Set down the material below in full, matching it exactly.

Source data

* * * *

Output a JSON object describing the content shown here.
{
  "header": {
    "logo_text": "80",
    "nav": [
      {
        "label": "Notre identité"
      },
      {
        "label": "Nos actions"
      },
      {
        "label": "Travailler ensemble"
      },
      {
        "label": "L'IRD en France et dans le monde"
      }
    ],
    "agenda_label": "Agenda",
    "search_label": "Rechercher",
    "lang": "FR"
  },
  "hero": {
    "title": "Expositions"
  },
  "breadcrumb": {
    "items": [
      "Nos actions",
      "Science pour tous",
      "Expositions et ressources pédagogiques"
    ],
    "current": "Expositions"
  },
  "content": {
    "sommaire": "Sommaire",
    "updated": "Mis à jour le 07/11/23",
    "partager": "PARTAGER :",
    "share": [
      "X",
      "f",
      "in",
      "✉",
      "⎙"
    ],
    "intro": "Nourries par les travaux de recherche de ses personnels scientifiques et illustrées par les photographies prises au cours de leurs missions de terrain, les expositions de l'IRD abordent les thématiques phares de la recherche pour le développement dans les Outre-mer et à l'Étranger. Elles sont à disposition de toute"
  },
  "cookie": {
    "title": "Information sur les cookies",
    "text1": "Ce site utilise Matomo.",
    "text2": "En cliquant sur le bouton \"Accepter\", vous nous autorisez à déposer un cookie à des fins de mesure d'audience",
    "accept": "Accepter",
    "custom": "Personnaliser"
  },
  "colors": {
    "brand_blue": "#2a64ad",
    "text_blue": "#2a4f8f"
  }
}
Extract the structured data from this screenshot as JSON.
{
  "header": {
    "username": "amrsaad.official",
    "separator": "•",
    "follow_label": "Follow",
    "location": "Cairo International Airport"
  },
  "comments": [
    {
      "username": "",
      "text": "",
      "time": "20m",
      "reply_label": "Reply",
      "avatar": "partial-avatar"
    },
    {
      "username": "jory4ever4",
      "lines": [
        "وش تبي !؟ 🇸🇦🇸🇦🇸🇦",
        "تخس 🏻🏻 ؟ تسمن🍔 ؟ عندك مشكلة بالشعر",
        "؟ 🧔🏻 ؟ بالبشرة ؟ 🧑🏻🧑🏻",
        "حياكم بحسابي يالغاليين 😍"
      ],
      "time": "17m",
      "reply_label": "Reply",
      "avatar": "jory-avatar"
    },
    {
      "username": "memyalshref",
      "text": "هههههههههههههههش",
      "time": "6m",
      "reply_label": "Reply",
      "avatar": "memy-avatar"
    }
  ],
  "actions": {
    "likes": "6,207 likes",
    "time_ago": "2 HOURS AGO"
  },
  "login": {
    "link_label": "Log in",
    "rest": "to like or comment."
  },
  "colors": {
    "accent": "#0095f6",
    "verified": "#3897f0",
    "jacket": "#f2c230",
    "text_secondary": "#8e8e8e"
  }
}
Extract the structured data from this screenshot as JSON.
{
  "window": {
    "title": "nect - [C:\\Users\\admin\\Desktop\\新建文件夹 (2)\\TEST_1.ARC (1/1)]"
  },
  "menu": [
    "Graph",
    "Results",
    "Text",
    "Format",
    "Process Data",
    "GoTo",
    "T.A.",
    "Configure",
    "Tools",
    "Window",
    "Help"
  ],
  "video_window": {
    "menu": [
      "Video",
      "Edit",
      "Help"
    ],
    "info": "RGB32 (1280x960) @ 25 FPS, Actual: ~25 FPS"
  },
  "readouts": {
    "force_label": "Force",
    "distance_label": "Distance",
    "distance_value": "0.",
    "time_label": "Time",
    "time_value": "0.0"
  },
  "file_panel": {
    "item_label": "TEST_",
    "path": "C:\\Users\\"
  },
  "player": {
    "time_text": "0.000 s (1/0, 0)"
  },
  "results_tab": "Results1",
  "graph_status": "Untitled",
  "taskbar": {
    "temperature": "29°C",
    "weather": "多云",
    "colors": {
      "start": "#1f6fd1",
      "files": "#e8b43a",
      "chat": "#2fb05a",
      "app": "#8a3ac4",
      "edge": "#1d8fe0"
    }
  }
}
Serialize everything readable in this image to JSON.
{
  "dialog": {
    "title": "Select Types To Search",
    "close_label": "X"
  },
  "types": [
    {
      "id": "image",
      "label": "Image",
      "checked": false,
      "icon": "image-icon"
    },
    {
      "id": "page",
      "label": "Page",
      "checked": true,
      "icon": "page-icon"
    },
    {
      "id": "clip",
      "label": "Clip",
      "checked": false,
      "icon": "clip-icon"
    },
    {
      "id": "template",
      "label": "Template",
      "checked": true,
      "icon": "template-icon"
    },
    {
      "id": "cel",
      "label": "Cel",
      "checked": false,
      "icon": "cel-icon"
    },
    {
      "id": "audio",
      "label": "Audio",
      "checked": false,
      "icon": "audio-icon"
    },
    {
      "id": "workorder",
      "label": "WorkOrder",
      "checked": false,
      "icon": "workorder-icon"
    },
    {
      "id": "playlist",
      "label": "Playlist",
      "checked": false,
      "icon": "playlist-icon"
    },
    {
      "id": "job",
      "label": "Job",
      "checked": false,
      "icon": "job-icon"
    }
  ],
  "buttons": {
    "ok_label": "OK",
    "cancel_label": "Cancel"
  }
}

* * * *

* [Task response]:
Output a JSON object describing the content shown here.
{
  "header": {
    "logo_text": "80",
    "nav": [
      {
        "label": "Notre identité"
      },
      {
        "label": "Nos actions"
      },
      {
        "label": "Travailler ensemble"
      },
      {
        "label": "L'IRD en France et dans le monde"
      }
    ],
    "agenda_label": "Agenda",
    "search_label": "Rechercher",
    "lang": "FR"
  },
  "hero": {
    "title": "Expositions"
  },
  "breadcrumb": {
    "items": [
      "Nos actions",
      "Science pour tous",
      "Expositions et ressources pédagogiques"
    ],
    "current": "Expositions"
  },
  "content": {
    "sommaire": "Sommaire",
    "updated": "Mis à jour le 07/11/23",
    "partager": "PARTAGER :",
    "share": [
      "X",
      "f",
      "in",
      "✉",
      "⎙"
    ],
    "intro": "Nourries par les travaux de recherche de ses personnels scientifiques et illustrées par les photographies prises au cours de leurs missions de terrain, les expositions de l'IRD abordent les thématiques phares de la recherche pour le développement dans les Outre-mer et à l'Étranger. Elles sont à disposition de toute"
  },
  "cookie": {
    "title": "Information sur les cookies",
    "text1": "Ce site utilise Matomo.",
    "text2": "En cliquant sur le bouton \"Accepter\", vous nous autorisez à déposer un cookie à des fins de mesure d'audience",
    "accept": "Accepter",
    "custom": "Personnaliser"
  },
  "colors": {
    "brand_blue": "#2a64ad",
    "text_blue": "#2a4f8f"
  }
}
Extract the structured data from this screenshot as JSON.
{
  "header": {
    "username": "amrsaad.official",
    "separator": "•",
    "follow_label": "Follow",
    "location": "Cairo International Airport"
  },
  "comments": [
    {
      "username": "",
      "text": "",
      "time": "20m",
      "reply_label": "Reply",
      "avatar": "partial-avatar"
    },
    {
      "username": "jory4ever4",
      "lines": [
        "وش تبي !؟ 🇸🇦🇸🇦🇸🇦",
        "تخس 🏻🏻 ؟ تسمن🍔 ؟ عندك مشكلة بالشعر",
        "؟ 🧔🏻 ؟ بالبشرة ؟ 🧑🏻🧑🏻",
        "حياكم بحسابي يالغاليين 😍"
      ],
      "time": "17m",
      "reply_label": "Reply",
      "avatar": "jory-avatar"
    },
    {
      "username": "memyalshref",
      "text": "هههههههههههههههش",
      "time": "6m",
      "reply_label": "Reply",
      "avatar": "memy-avatar"
    }
  ],
  "actions": {
    "likes": "6,207 likes",
    "time_ago": "2 HOURS AGO"
  },
  "login": {
    "link_label": "Log in",
    "rest": "to like or comment."
  },
  "colors": {
    "accent": "#0095f6",
    "verified": "#3897f0",
    "jacket": "#f2c230",
    "text_secondary": "#8e8e8e"
  }
}
Extract the structured data from this screenshot as JSON.
{
  "window": {
    "title": "nect - [C:\\Users\\admin\\Desktop\\新建文件夹 (2)\\TEST_1.ARC (1/1)]"
  },
  "menu": [
    "Graph",
    "Results",
    "Text",
    "Format",
    "Process Data",
    "GoTo",
    "T.A.",
    "Configure",
    "Tools",
    "Window",
    "Help"
  ],
  "video_window": {
    "menu": [
      "Video",
      "Edit",
      "Help"
    ],
    "info": "RGB32 (1280x960) @ 25 FPS, Actual: ~25 FPS"
  },
  "readouts": {
    "force_label": "Force",
    "distance_label": "Distance",
    "distance_value": "0.",
    "time_label": "Time",
    "time_value": "0.0"
  },
  "file_panel": {
    "item_label": "TEST_",
    "path": "C:\\Users\\"
  },
  "player": {
    "time_text": "0.000 s (1/0, 0)"
  },
  "results_tab": "Results1",
  "graph_status": "Untitled",
  "taskbar": {
    "temperature": "29°C",
    "weather": "多云",
    "colors": {
      "start": "#1f6fd1",
      "files": "#e8b43a",
      "chat": "#2fb05a",
      "app": "#8a3ac4",
      "edge": "#1d8fe0"
    }
  }
}
Serialize everything readable in this image to JSON.
{
  "dialog": {
    "title": "Select Types To Search",
    "close_label": "X"
  },
  "types": [
    {
      "id": "image",
      "label": "Image",
      "checked": false,
      "icon": "image-icon"
    },
    {
      "id": "page",
      "label": "Page",
      "checked": true,
      "icon": "page-icon"
    },
    {
      "id": "clip",
      "label": "Clip",
      "checked": false,
      "icon": "clip-icon"
    },
    {
      "id": "template",
      "label": "Template",
      "checked": true,
      "icon": "template-icon"
    },
    {
      "id": "cel",
      "label": "Cel",
      "checked": false,
      "icon": "cel-icon"
    },
    {
      "id": "audio",
      "label": "Audio",
      "checked": false,
      "icon": "audio-icon"
    },
    {
      "id": "workorder",
      "label": "WorkOrder",
      "checked": false,
      "icon": "workorder-icon"
    },
    {
      "id": "playlist",
      "label": "Playlist",
      "checked": false,
      "icon": "playlist-icon"
    },
    {
      "id": "job",
      "label": "Job",
      "checked": false,
      "icon": "job-icon"
    }
  ],
  "buttons": {
    "ok_label": "OK",
    "cancel_label": "Cancel"
  }
}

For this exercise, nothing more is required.